[Data taken from a collection]

★ ★ ★ ★

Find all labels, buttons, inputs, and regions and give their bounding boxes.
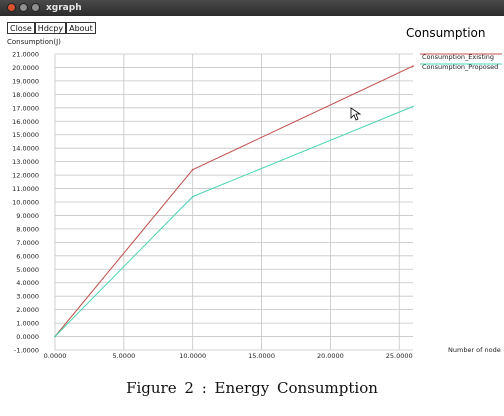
y-tick-label: 4.0000 xyxy=(16,279,39,287)
series-line-1 xyxy=(54,106,414,337)
series-0-point xyxy=(191,168,194,171)
x-tick-label: 20.0000 xyxy=(317,352,344,360)
legend-label-1: Consumption_Proposed xyxy=(422,63,498,71)
y-tick-label: 20.0000 xyxy=(12,64,39,72)
x-axis-label: Number of node xyxy=(448,346,501,354)
y-tick-label: 9.0000 xyxy=(16,212,39,220)
y-tick-label: 19.0000 xyxy=(12,77,39,85)
x-tick-label: 25.0000 xyxy=(386,352,413,360)
window-maximize-icon[interactable] xyxy=(31,3,40,12)
y-tick-label: 12.0000 xyxy=(12,172,39,180)
y-tick-label: 6.0000 xyxy=(16,252,39,260)
y-tick-label: 13.0000 xyxy=(12,158,39,166)
y-axis-label: Consumption(J) xyxy=(7,38,61,46)
window-minimize-icon[interactable] xyxy=(19,3,28,12)
about-button[interactable]: About xyxy=(66,22,96,34)
series-1-point xyxy=(54,335,56,338)
figure-caption: Figure 2 : Energy Consumption xyxy=(126,379,378,397)
x-tick-label: 5.0000 xyxy=(112,352,135,360)
series-1-point xyxy=(191,195,194,198)
mouse-cursor-icon xyxy=(350,107,362,121)
y-tick-label: -1.0000 xyxy=(14,347,39,355)
x-tick-label: 15.0000 xyxy=(248,352,275,360)
y-tick-label: 2.0000 xyxy=(16,306,39,314)
y-tick-label: 18.0000 xyxy=(12,91,39,99)
y-tick-label: 1.0000 xyxy=(16,320,39,328)
y-tick-label: 7.0000 xyxy=(16,239,39,247)
legend-label-0: Consumption_Existing xyxy=(422,53,494,61)
x-tick-label: 0.0000 xyxy=(44,352,67,360)
toolbar: Close Hdcpy About xyxy=(7,22,96,41)
y-tick-label: 17.0000 xyxy=(12,104,39,112)
y-tick-label: 3.0000 xyxy=(16,293,39,301)
hardcopy-button[interactable]: Hdcpy xyxy=(34,22,67,34)
y-tick-label: 16.0000 xyxy=(12,118,39,126)
y-tick-label: 10.0000 xyxy=(12,199,39,207)
x-tick-label: 10.0000 xyxy=(179,352,206,360)
y-tick-label: 5.0000 xyxy=(16,266,39,274)
y-tick-label: 15.0000 xyxy=(12,131,39,139)
window-title: xgraph xyxy=(46,3,82,13)
y-tick-label: 0.0000 xyxy=(16,333,39,341)
window-close-icon[interactable] xyxy=(7,3,16,12)
y-tick-label: 21.0000 xyxy=(12,51,39,59)
close-button[interactable]: Close xyxy=(7,22,35,34)
chart-canvas: -1.0000 0.0000 1.0000 2.0000 3.0000 4.0000 5.0… xyxy=(7,38,502,360)
y-tick-label: 14.0000 xyxy=(12,145,39,153)
y-tick-label: 8.0000 xyxy=(16,225,39,233)
y-tick-label: 11.0000 xyxy=(12,185,39,193)
chart-title: Consumption xyxy=(406,26,486,40)
series-0-point xyxy=(412,65,414,67)
series-1-point xyxy=(412,105,414,108)
window-titlebar: xgraph xyxy=(0,0,504,16)
xgraph-window: xgraph Close Hdcpy About Consumption xyxy=(0,0,504,41)
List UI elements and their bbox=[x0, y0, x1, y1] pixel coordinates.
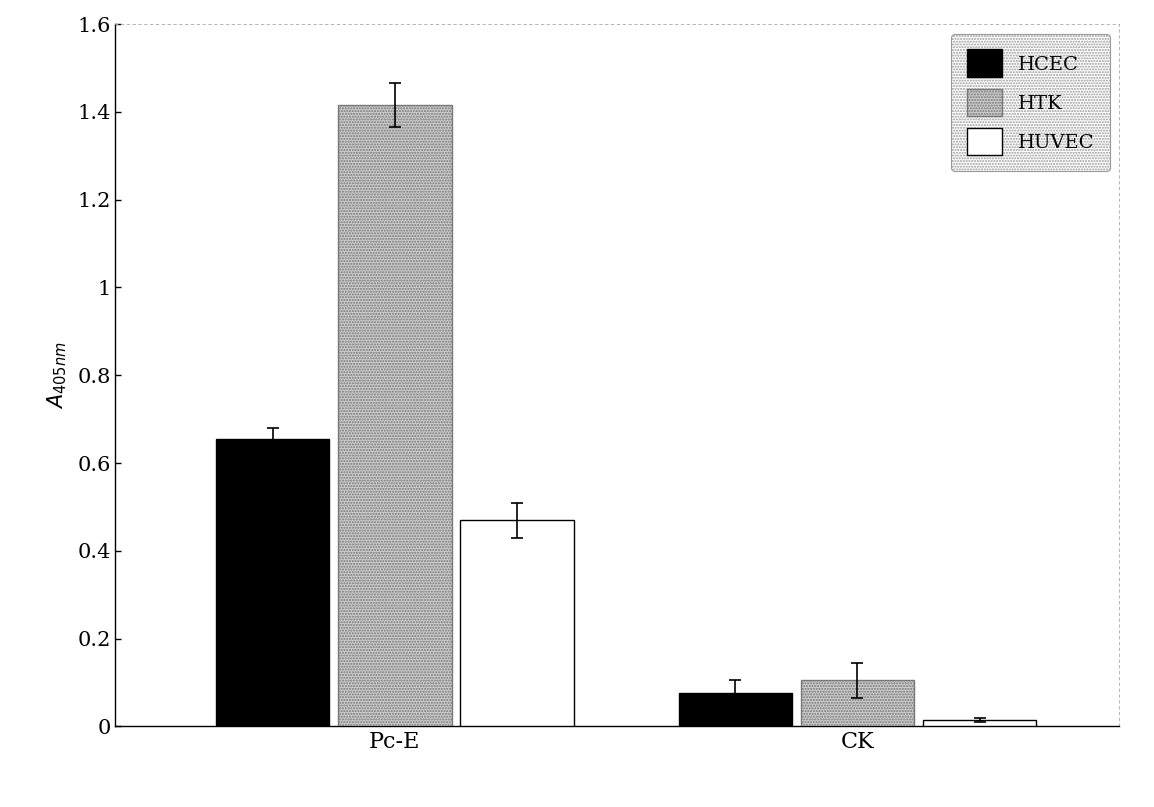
Legend: HCEC, HTK, HUVEC: HCEC, HTK, HUVEC bbox=[952, 34, 1110, 171]
Bar bbox=[338, 106, 451, 726]
Bar bbox=[923, 720, 1036, 726]
Bar bbox=[801, 680, 914, 726]
Y-axis label: $A_{405nm}$: $A_{405nm}$ bbox=[45, 341, 69, 409]
Bar bbox=[679, 693, 792, 726]
Bar bbox=[460, 520, 574, 726]
Bar bbox=[216, 439, 329, 726]
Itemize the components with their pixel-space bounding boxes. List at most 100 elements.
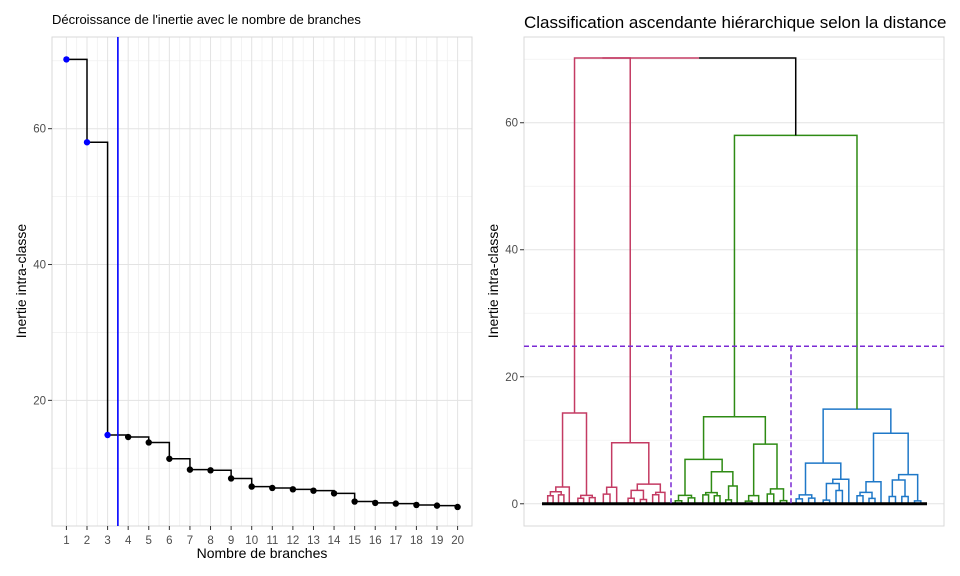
data-point <box>124 433 132 441</box>
leaf-branch <box>605 486 618 504</box>
x-tick-label: 15 <box>348 535 361 547</box>
cluster-root <box>733 134 858 417</box>
cluster-branch <box>610 442 650 488</box>
x-tick-label: 6 <box>166 535 172 547</box>
x-tick-label: 11 <box>266 535 278 547</box>
leaf-branch <box>859 491 873 499</box>
elbow-plot-series <box>63 37 461 526</box>
x-tick-label: 2 <box>84 535 90 547</box>
x-tick-label: 12 <box>286 535 299 547</box>
elbow-plot-grid <box>52 37 472 526</box>
dendrogram-plot: Classification ascendante hiérarchique s… <box>485 13 946 527</box>
root-right <box>699 57 797 136</box>
leaf-branch <box>807 497 816 504</box>
dendrogram-title: Classification ascendante hiérarchique s… <box>524 13 946 32</box>
y-tick-label: 0 <box>512 499 518 511</box>
y-tick-label: 40 <box>33 260 46 272</box>
x-tick-label: 10 <box>245 535 258 547</box>
data-point <box>454 503 461 511</box>
leaf-branch <box>868 497 876 504</box>
cluster-branch <box>752 443 778 496</box>
leaf-branch <box>901 495 909 504</box>
leaf-branch <box>580 494 593 499</box>
leaf-branch <box>891 479 906 497</box>
leaf-branch <box>835 489 844 504</box>
leaf-branch <box>677 494 693 501</box>
leaf-branch <box>588 496 596 504</box>
leaf-branch <box>795 498 804 504</box>
y-tick-label: 60 <box>33 124 46 136</box>
leaf-branch <box>627 497 635 504</box>
data-point <box>186 466 194 473</box>
leaf-branch <box>636 483 662 493</box>
leaf-branch <box>602 493 611 504</box>
cluster-branch <box>561 412 588 496</box>
leaf-branch <box>546 495 554 504</box>
data-point <box>269 484 276 492</box>
data-point <box>227 475 235 482</box>
elbow-plot-panel <box>51 36 473 527</box>
leaf-branch <box>549 490 562 496</box>
leaf-branch <box>687 497 696 504</box>
data-point <box>63 56 70 63</box>
data-point <box>392 500 400 507</box>
leaf-branch <box>557 494 565 504</box>
data-point <box>310 487 317 494</box>
data-point <box>166 455 173 462</box>
leaf-branch <box>856 495 864 504</box>
cluster-root <box>573 57 631 443</box>
leaf-branch <box>702 494 710 504</box>
elbow-plot-y-title: Inertie intra-classe <box>13 224 29 339</box>
x-tick-label: 4 <box>125 535 132 547</box>
leaf-branch <box>713 495 721 504</box>
dendrogram-tree <box>524 57 944 506</box>
dendrogram-panel <box>523 36 945 527</box>
data-point <box>207 467 214 474</box>
leaf-branch <box>825 482 840 501</box>
leaf-branch <box>865 481 882 504</box>
elbow-plot-title: Décroissance de l'inertie avec le nombre… <box>52 12 361 27</box>
x-tick-label: 1 <box>63 535 69 547</box>
data-point <box>248 483 255 490</box>
leaf-branch <box>727 485 738 504</box>
cluster-branch <box>872 432 909 482</box>
data-point <box>83 139 91 146</box>
y-tick-label: 20 <box>33 395 46 407</box>
cluster-branch <box>702 416 767 460</box>
x-tick-label: 18 <box>410 535 423 547</box>
data-point <box>104 431 111 439</box>
x-tick-label: 8 <box>207 535 213 547</box>
cluster-branch <box>822 408 892 464</box>
leaf-branch <box>651 493 660 504</box>
x-tick-label: 5 <box>146 535 152 547</box>
data-point <box>433 502 441 509</box>
x-tick-label: 3 <box>104 535 110 547</box>
data-point <box>145 439 152 446</box>
dendrogram-y-title: Inertie intra-classe <box>485 224 501 339</box>
leaf-branch <box>710 470 734 493</box>
x-tick-label: 13 <box>307 535 320 547</box>
data-point <box>413 501 420 509</box>
leaf-branch <box>577 497 585 504</box>
cluster-branch <box>684 458 723 496</box>
elbow-plot: Décroissance de l'inertie avec le nombre… <box>13 12 473 561</box>
x-tick-label: 17 <box>389 535 402 547</box>
data-point <box>289 486 297 493</box>
data-point <box>330 490 338 497</box>
x-tick-label: 20 <box>451 535 464 547</box>
y-tick-label: 40 <box>505 245 518 257</box>
leaf-branch <box>779 499 788 504</box>
x-tick-label: 19 <box>431 535 444 547</box>
cluster-branch <box>804 462 842 495</box>
x-tick-label: 9 <box>228 535 234 547</box>
x-tick-label: 14 <box>328 535 341 547</box>
y-tick-label: 60 <box>505 118 518 130</box>
elbow-plot-x-title: Nombre de branches <box>197 545 328 561</box>
leaf-branch <box>654 491 666 504</box>
x-tick-label: 7 <box>187 535 193 547</box>
leaf-branch <box>747 494 760 504</box>
y-tick-label: 20 <box>505 372 518 384</box>
dendrogram-ticks: 0 20 40 60 <box>505 118 524 511</box>
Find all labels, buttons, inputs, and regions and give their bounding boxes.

★ ★ ★ ★

> **Problem to work on**
Reproduce the stretch of items from the line containing "data-point <box>124 433 132 441</box>" through the line containing "data-point <box>227 475 235 482</box>", unchanged.

> **The reply**
data-point <box>124 433 132 441</box>
leaf-branch <box>605 486 618 504</box>
x-tick-label: 15 <box>348 535 361 547</box>
cluster-root <box>733 134 858 417</box>
cluster-branch <box>610 442 650 488</box>
x-tick-label: 6 <box>166 535 172 547</box>
x-tick-label: 11 <box>266 535 278 547</box>
leaf-branch <box>859 491 873 499</box>
elbow-plot-series <box>63 37 461 526</box>
x-tick-label: 2 <box>84 535 90 547</box>
x-tick-label: 12 <box>286 535 299 547</box>
elbow-plot-grid <box>52 37 472 526</box>
dendrogram-plot: Classification ascendante hiérarchique s… <box>485 13 946 527</box>
root-right <box>699 57 797 136</box>
leaf-branch <box>807 497 816 504</box>
dendrogram-title: Classification ascendante hiérarchique s… <box>524 13 946 32</box>
y-tick-label: 0 <box>512 499 518 511</box>
y-tick-label: 40 <box>33 260 46 272</box>
x-tick-label: 10 <box>245 535 258 547</box>
data-point <box>454 503 461 511</box>
leaf-branch <box>868 497 876 504</box>
cluster-branch <box>752 443 778 496</box>
leaf-branch <box>901 495 909 504</box>
leaf-branch <box>580 494 593 499</box>
leaf-branch <box>891 479 906 497</box>
leaf-branch <box>835 489 844 504</box>
leaf-branch <box>677 494 693 501</box>
leaf-branch <box>588 496 596 504</box>
leaf-branch <box>795 498 804 504</box>
y-tick-label: 60 <box>33 124 46 136</box>
leaf-branch <box>627 497 635 504</box>
data-point <box>186 466 194 473</box>
leaf-branch <box>636 483 662 493</box>
leaf-branch <box>602 493 611 504</box>
cluster-branch <box>561 412 588 496</box>
leaf-branch <box>546 495 554 504</box>
data-point <box>269 484 276 492</box>
data-point <box>227 475 235 482</box>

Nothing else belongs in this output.